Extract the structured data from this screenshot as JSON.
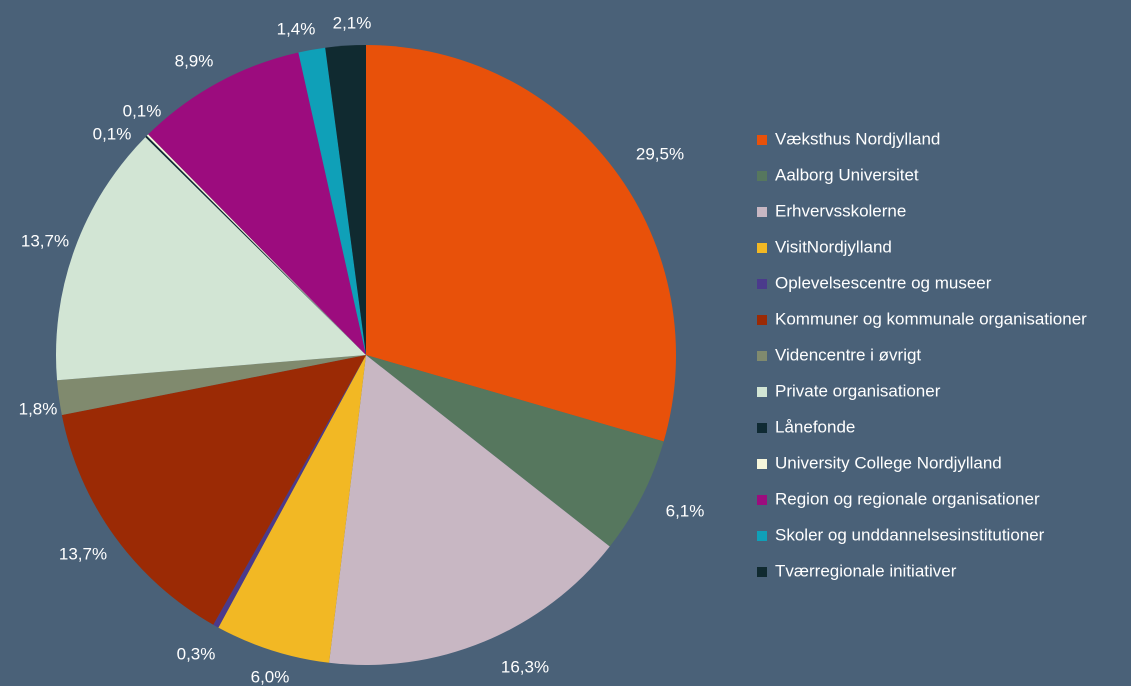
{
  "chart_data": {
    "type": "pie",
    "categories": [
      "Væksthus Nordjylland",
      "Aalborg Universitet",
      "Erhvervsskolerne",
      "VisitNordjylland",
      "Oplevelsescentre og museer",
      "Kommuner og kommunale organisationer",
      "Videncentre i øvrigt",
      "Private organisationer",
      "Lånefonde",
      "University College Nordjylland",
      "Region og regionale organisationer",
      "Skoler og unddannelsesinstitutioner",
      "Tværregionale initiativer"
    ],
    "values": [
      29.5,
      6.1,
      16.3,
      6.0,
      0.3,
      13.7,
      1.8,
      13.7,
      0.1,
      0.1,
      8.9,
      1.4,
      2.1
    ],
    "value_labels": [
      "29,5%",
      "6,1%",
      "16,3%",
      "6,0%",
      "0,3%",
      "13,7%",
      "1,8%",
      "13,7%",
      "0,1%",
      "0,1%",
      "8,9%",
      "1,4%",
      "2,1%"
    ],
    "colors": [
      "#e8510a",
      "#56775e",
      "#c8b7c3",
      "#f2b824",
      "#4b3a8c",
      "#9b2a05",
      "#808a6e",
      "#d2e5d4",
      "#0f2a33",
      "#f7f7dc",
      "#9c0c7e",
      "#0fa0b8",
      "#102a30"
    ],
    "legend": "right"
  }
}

□ □ □ □

-- EXERCISE --
Using the records above, pull out each line where the word "organisationer" occurs.

-- SOLUTION --
      "Kommuner og kommunale organisationer",
      "Private organisationer",
      "Region og regionale organisationer",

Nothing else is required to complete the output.